→ What to produce
Extract all data as written.

....

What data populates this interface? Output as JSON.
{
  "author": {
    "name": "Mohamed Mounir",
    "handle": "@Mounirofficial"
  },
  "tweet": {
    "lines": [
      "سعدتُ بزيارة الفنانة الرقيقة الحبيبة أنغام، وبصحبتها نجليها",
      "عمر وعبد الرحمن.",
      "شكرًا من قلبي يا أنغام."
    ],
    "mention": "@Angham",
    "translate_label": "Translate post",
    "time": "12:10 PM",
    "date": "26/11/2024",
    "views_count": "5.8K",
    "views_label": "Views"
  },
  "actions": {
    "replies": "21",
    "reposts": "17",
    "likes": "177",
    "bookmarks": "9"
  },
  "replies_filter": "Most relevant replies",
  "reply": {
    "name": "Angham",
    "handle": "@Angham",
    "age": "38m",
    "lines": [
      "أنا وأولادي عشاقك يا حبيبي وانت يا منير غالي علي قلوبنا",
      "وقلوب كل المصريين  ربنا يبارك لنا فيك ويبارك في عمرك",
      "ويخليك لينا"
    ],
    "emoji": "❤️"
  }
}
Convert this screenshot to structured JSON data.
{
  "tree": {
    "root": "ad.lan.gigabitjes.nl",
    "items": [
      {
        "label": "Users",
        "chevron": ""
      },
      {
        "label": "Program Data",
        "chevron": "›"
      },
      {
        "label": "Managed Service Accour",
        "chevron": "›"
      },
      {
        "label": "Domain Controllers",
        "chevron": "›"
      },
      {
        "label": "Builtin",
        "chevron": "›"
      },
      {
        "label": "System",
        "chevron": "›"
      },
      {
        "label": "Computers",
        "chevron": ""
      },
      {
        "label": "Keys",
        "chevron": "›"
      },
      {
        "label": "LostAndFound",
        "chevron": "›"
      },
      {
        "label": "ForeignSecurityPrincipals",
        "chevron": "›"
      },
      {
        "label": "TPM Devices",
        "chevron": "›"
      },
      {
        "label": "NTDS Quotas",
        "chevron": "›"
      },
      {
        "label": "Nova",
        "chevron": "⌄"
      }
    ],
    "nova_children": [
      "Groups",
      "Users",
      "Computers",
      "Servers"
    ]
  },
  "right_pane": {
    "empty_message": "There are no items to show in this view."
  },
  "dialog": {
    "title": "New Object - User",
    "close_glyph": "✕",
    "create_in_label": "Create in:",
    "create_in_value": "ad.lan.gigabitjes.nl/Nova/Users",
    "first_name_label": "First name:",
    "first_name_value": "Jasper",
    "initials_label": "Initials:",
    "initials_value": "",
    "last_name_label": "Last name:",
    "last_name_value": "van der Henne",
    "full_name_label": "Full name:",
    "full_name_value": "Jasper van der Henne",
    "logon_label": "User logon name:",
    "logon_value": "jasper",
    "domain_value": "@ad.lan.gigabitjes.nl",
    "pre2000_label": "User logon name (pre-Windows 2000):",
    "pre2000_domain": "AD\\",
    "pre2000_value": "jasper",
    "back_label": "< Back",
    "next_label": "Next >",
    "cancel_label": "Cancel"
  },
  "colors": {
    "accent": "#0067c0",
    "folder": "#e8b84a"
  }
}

....

→ Answer to this task
What data populates this interface? Output as JSON.
{
  "author": {
    "name": "Mohamed Mounir",
    "handle": "@Mounirofficial"
  },
  "tweet": {
    "lines": [
      "سعدتُ بزيارة الفنانة الرقيقة الحبيبة أنغام، وبصحبتها نجليها",
      "عمر وعبد الرحمن.",
      "شكرًا من قلبي يا أنغام."
    ],
    "mention": "@Angham",
    "translate_label": "Translate post",
    "time": "12:10 PM",
    "date": "26/11/2024",
    "views_count": "5.8K",
    "views_label": "Views"
  },
  "actions": {
    "replies": "21",
    "reposts": "17",
    "likes": "177",
    "bookmarks": "9"
  },
  "replies_filter": "Most relevant replies",
  "reply": {
    "name": "Angham",
    "handle": "@Angham",
    "age": "38m",
    "lines": [
      "أنا وأولادي عشاقك يا حبيبي وانت يا منير غالي علي قلوبنا",
      "وقلوب كل المصريين  ربنا يبارك لنا فيك ويبارك في عمرك",
      "ويخليك لينا"
    ],
    "emoji": "❤️"
  }
}
Convert this screenshot to structured JSON data.
{
  "tree": {
    "root": "ad.lan.gigabitjes.nl",
    "items": [
      {
        "label": "Users",
        "chevron": ""
      },
      {
        "label": "Program Data",
        "chevron": "›"
      },
      {
        "label": "Managed Service Accour",
        "chevron": "›"
      },
      {
        "label": "Domain Controllers",
        "chevron": "›"
      },
      {
        "label": "Builtin",
        "chevron": "›"
      },
      {
        "label": "System",
        "chevron": "›"
      },
      {
        "label": "Computers",
        "chevron": ""
      },
      {
        "label": "Keys",
        "chevron": "›"
      },
      {
        "label": "LostAndFound",
        "chevron": "›"
      },
      {
        "label": "ForeignSecurityPrincipals",
        "chevron": "›"
      },
      {
        "label": "TPM Devices",
        "chevron": "›"
      },
      {
        "label": "NTDS Quotas",
        "chevron": "›"
      },
      {
        "label": "Nova",
        "chevron": "⌄"
      }
    ],
    "nova_children": [
      "Groups",
      "Users",
      "Computers",
      "Servers"
    ]
  },
  "right_pane": {
    "empty_message": "There are no items to show in this view."
  },
  "dialog": {
    "title": "New Object - User",
    "close_glyph": "✕",
    "create_in_label": "Create in:",
    "create_in_value": "ad.lan.gigabitjes.nl/Nova/Users",
    "first_name_label": "First name:",
    "first_name_value": "Jasper",
    "initials_label": "Initials:",
    "initials_value": "",
    "last_name_label": "Last name:",
    "last_name_value": "van der Henne",
    "full_name_label": "Full name:",
    "full_name_value": "Jasper van der Henne",
    "logon_label": "User logon name:",
    "logon_value": "jasper",
    "domain_value": "@ad.lan.gigabitjes.nl",
    "pre2000_label": "User logon name (pre-Windows 2000):",
    "pre2000_domain": "AD\\",
    "pre2000_value": "jasper",
    "back_label": "< Back",
    "next_label": "Next >",
    "cancel_label": "Cancel"
  },
  "colors": {
    "accent": "#0067c0",
    "folder": "#e8b84a"
  }
}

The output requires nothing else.